[Task requirements]: Leave out any picture and return the remaining listing below exactly as given.

[Source data]:

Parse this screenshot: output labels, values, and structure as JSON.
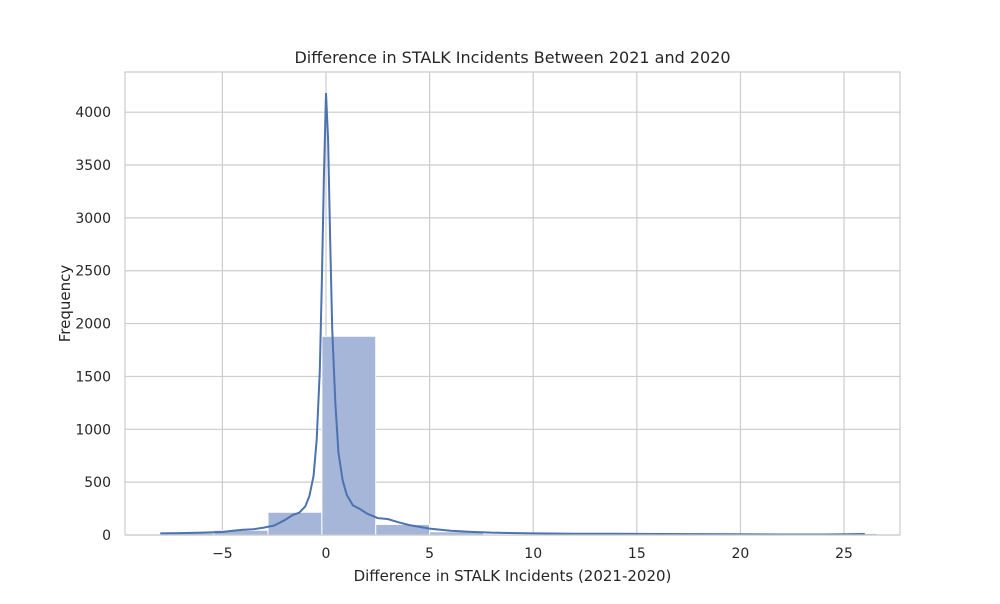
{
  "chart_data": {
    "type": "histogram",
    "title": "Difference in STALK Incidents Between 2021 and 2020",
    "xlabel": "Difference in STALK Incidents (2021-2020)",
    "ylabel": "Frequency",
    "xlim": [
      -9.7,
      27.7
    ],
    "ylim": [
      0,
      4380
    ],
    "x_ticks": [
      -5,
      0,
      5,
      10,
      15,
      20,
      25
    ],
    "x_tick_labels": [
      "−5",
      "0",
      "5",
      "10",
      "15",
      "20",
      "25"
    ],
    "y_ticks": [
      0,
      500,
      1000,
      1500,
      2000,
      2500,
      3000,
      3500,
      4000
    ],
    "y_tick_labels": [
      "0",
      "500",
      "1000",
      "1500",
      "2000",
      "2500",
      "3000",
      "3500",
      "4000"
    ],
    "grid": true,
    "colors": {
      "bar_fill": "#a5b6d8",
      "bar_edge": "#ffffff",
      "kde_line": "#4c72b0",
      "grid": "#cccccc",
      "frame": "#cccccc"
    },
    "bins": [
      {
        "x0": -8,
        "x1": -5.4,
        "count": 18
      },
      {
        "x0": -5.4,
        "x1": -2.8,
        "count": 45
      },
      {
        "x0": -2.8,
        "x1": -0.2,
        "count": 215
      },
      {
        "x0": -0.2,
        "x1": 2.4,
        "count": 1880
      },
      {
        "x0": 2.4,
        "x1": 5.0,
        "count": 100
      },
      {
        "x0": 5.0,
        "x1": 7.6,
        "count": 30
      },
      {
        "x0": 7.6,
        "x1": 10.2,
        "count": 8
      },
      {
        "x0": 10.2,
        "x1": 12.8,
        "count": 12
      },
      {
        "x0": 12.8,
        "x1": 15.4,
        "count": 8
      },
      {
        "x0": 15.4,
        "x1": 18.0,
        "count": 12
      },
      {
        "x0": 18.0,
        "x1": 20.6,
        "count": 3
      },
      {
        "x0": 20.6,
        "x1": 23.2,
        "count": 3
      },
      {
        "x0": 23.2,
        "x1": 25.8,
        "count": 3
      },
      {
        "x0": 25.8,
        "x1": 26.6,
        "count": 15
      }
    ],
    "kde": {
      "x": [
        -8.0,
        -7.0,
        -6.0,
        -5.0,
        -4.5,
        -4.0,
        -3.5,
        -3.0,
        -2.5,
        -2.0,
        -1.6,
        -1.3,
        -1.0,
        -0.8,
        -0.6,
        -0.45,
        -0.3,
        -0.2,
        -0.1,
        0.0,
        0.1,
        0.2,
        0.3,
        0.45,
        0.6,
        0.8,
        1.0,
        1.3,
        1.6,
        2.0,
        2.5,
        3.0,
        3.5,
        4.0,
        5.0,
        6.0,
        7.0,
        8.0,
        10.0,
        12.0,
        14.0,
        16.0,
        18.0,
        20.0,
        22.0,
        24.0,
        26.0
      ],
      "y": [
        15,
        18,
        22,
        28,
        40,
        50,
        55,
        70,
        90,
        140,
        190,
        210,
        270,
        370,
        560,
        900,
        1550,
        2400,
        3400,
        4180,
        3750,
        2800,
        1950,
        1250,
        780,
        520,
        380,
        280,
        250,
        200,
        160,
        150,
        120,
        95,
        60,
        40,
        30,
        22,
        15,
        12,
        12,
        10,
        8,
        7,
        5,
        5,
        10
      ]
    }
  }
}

[Correct response]:
Parse this screenshot: output labels, values, and structure as JSON.
{
  "chart_data": {
    "type": "histogram",
    "title": "Difference in STALK Incidents Between 2021 and 2020",
    "xlabel": "Difference in STALK Incidents (2021-2020)",
    "ylabel": "Frequency",
    "xlim": [
      -9.7,
      27.7
    ],
    "ylim": [
      0,
      4380
    ],
    "x_ticks": [
      -5,
      0,
      5,
      10,
      15,
      20,
      25
    ],
    "x_tick_labels": [
      "−5",
      "0",
      "5",
      "10",
      "15",
      "20",
      "25"
    ],
    "y_ticks": [
      0,
      500,
      1000,
      1500,
      2000,
      2500,
      3000,
      3500,
      4000
    ],
    "y_tick_labels": [
      "0",
      "500",
      "1000",
      "1500",
      "2000",
      "2500",
      "3000",
      "3500",
      "4000"
    ],
    "grid": true,
    "colors": {
      "bar_fill": "#a5b6d8",
      "bar_edge": "#ffffff",
      "kde_line": "#4c72b0",
      "grid": "#cccccc",
      "frame": "#cccccc"
    },
    "bins": [
      {
        "x0": -8,
        "x1": -5.4,
        "count": 18
      },
      {
        "x0": -5.4,
        "x1": -2.8,
        "count": 45
      },
      {
        "x0": -2.8,
        "x1": -0.2,
        "count": 215
      },
      {
        "x0": -0.2,
        "x1": 2.4,
        "count": 1880
      },
      {
        "x0": 2.4,
        "x1": 5.0,
        "count": 100
      },
      {
        "x0": 5.0,
        "x1": 7.6,
        "count": 30
      },
      {
        "x0": 7.6,
        "x1": 10.2,
        "count": 8
      },
      {
        "x0": 10.2,
        "x1": 12.8,
        "count": 12
      },
      {
        "x0": 12.8,
        "x1": 15.4,
        "count": 8
      },
      {
        "x0": 15.4,
        "x1": 18.0,
        "count": 12
      },
      {
        "x0": 18.0,
        "x1": 20.6,
        "count": 3
      },
      {
        "x0": 20.6,
        "x1": 23.2,
        "count": 3
      },
      {
        "x0": 23.2,
        "x1": 25.8,
        "count": 3
      },
      {
        "x0": 25.8,
        "x1": 26.6,
        "count": 15
      }
    ],
    "kde": {
      "x": [
        -8.0,
        -7.0,
        -6.0,
        -5.0,
        -4.5,
        -4.0,
        -3.5,
        -3.0,
        -2.5,
        -2.0,
        -1.6,
        -1.3,
        -1.0,
        -0.8,
        -0.6,
        -0.45,
        -0.3,
        -0.2,
        -0.1,
        0.0,
        0.1,
        0.2,
        0.3,
        0.45,
        0.6,
        0.8,
        1.0,
        1.3,
        1.6,
        2.0,
        2.5,
        3.0,
        3.5,
        4.0,
        5.0,
        6.0,
        7.0,
        8.0,
        10.0,
        12.0,
        14.0,
        16.0,
        18.0,
        20.0,
        22.0,
        24.0,
        26.0
      ],
      "y": [
        15,
        18,
        22,
        28,
        40,
        50,
        55,
        70,
        90,
        140,
        190,
        210,
        270,
        370,
        560,
        900,
        1550,
        2400,
        3400,
        4180,
        3750,
        2800,
        1950,
        1250,
        780,
        520,
        380,
        280,
        250,
        200,
        160,
        150,
        120,
        95,
        60,
        40,
        30,
        22,
        15,
        12,
        12,
        10,
        8,
        7,
        5,
        5,
        10
      ]
    }
  }
}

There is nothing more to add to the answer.